··· Material shown
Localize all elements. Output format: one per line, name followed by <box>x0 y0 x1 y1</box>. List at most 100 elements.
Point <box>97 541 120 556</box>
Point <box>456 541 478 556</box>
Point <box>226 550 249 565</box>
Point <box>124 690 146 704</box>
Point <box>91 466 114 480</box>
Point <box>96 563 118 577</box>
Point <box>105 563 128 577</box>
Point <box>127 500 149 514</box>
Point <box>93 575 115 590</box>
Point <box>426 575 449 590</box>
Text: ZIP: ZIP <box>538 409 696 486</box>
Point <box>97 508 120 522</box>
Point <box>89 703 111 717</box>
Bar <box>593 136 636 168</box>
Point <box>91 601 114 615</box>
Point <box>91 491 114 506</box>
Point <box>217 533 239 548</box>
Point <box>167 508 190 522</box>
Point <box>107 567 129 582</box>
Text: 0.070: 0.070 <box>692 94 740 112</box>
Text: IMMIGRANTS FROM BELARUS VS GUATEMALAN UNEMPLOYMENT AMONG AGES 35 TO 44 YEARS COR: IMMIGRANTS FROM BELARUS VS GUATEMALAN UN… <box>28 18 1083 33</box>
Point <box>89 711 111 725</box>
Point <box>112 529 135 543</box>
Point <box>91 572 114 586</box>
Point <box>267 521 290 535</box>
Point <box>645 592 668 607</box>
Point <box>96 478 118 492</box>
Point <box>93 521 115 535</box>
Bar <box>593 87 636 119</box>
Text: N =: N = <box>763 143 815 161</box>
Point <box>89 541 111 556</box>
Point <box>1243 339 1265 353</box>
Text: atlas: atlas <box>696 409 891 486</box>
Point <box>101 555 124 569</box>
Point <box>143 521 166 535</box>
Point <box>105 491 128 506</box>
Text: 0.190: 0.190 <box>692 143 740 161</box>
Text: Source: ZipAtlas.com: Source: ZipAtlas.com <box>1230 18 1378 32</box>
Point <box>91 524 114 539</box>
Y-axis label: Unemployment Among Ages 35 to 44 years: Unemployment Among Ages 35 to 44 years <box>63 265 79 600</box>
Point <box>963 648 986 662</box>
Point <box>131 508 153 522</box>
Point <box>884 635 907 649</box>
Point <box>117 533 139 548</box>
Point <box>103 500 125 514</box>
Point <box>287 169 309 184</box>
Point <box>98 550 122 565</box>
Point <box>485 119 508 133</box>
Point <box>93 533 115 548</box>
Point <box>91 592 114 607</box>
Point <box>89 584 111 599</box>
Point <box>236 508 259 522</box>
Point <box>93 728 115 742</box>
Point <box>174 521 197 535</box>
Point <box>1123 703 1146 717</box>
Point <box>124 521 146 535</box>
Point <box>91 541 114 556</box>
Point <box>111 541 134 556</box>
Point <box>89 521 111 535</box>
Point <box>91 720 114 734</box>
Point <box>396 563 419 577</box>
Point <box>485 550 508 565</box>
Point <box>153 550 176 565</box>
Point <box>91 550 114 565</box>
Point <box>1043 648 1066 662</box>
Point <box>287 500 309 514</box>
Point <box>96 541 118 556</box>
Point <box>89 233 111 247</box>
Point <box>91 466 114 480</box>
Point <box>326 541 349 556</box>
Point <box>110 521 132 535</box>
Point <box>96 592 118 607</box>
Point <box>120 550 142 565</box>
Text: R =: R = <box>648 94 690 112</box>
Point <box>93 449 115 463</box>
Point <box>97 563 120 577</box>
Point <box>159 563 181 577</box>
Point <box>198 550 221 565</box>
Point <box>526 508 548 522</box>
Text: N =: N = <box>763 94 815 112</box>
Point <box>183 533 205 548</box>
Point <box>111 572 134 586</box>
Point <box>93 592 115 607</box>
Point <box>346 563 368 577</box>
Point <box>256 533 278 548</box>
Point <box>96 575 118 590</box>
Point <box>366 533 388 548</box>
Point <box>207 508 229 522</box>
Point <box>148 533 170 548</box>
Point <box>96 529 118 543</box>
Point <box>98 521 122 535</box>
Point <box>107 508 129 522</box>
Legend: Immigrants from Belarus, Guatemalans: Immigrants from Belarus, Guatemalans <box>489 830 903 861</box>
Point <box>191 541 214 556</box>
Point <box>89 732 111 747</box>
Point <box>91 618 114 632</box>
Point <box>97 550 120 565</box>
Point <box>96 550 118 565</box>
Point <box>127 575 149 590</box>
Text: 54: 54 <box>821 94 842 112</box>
······
What you have to do »
Count how many of the lines above contain the string "label", treating uppercase and lowercase as different, and reply with the number alone.

Task response »
1